## PROBLEM DESCRIPTION
Transcribe the listing word for word.

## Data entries
---*---

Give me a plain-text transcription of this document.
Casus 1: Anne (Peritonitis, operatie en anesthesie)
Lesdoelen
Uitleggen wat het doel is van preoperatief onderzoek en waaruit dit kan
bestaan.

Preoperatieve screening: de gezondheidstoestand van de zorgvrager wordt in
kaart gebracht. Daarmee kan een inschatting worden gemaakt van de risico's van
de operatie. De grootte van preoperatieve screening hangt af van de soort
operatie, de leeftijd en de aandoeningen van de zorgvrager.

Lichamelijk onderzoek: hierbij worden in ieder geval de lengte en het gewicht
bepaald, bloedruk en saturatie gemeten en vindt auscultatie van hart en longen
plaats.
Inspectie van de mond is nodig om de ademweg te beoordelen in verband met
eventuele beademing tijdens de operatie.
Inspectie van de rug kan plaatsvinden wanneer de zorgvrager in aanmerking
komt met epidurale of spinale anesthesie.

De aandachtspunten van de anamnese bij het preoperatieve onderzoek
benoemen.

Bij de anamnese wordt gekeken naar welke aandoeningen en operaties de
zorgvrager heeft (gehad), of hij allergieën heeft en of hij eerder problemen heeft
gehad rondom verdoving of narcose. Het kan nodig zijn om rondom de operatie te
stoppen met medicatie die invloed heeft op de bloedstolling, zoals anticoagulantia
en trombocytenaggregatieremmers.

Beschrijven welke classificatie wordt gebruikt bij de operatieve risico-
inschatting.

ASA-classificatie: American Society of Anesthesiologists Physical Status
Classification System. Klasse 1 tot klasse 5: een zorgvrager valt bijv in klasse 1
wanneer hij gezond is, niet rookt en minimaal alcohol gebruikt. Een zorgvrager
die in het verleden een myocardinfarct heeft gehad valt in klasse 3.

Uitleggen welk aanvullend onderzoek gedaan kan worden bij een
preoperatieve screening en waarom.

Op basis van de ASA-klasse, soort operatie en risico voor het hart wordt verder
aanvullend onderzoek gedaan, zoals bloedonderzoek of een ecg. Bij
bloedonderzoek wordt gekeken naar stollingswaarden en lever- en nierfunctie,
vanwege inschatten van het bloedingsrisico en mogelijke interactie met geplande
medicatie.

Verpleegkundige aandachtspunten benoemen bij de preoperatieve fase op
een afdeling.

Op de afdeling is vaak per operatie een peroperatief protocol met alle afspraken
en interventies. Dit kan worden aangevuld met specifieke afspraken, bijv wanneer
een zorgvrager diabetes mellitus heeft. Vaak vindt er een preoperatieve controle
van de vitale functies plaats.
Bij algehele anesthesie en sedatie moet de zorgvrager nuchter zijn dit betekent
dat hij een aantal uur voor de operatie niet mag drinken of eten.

---*---

## PROBLEM SOLUTION
Give me a plain-text transcription of this document.
Casus 1: Anne (Peritonitis, operatie en anesthesie)
Lesdoelen
Uitleggen wat het doel is van preoperatief onderzoek en waaruit dit kan
bestaan.

Preoperatieve screening: de gezondheidstoestand van de zorgvrager wordt in
kaart gebracht. Daarmee kan een inschatting worden gemaakt van de risico's van
de operatie. De grootte van preoperatieve screening hangt af van de soort
operatie, de leeftijd en de aandoeningen van de zorgvrager.

Lichamelijk onderzoek: hierbij worden in ieder geval de lengte en het gewicht
bepaald, bloedruk en saturatie gemeten en vindt auscultatie van hart en longen
plaats.
Inspectie van de mond is nodig om de ademweg te beoordelen in verband met
eventuele beademing tijdens de operatie.
Inspectie van de rug kan plaatsvinden wanneer de zorgvrager in aanmerking
komt met epidurale of spinale anesthesie.

De aandachtspunten van de anamnese bij het preoperatieve onderzoek
benoemen.

Bij de anamnese wordt gekeken naar welke aandoeningen en operaties de
zorgvrager heeft (gehad), of hij allergieën heeft en of hij eerder problemen heeft
gehad rondom verdoving of narcose. Het kan nodig zijn om rondom de operatie te
stoppen met medicatie die invloed heeft op de bloedstolling, zoals anticoagulantia
en trombocytenaggregatieremmers.

Beschrijven welke classificatie wordt gebruikt bij de operatieve risico-
inschatting.

ASA-classificatie: American Society of Anesthesiologists Physical Status
Classification System. Klasse 1 tot klasse 5: een zorgvrager valt bijv in klasse 1
wanneer hij gezond is, niet rookt en minimaal alcohol gebruikt. Een zorgvrager
die in het verleden een myocardinfarct heeft gehad valt in klasse 3.

Uitleggen welk aanvullend onderzoek gedaan kan worden bij een
preoperatieve screening en waarom.

Op basis van de ASA-klasse, soort operatie en risico voor het hart wordt verder
aanvullend onderzoek gedaan, zoals bloedonderzoek of een ecg. Bij
bloedonderzoek wordt gekeken naar stollingswaarden en lever- en nierfunctie,
vanwege inschatten van het bloedingsrisico en mogelijke interactie met geplande
medicatie.

Verpleegkundige aandachtspunten benoemen bij de preoperatieve fase op
een afdeling.

Op de afdeling is vaak per operatie een peroperatief protocol met alle afspraken
en interventies. Dit kan worden aangevuld met specifieke afspraken, bijv wanneer
een zorgvrager diabetes mellitus heeft. Vaak vindt er een preoperatieve controle
van de vitale functies plaats.
Bij algehele anesthesie en sedatie moet de zorgvrager nuchter zijn dit betekent
dat hij een aantal uur voor de operatie niet mag drinken of eten.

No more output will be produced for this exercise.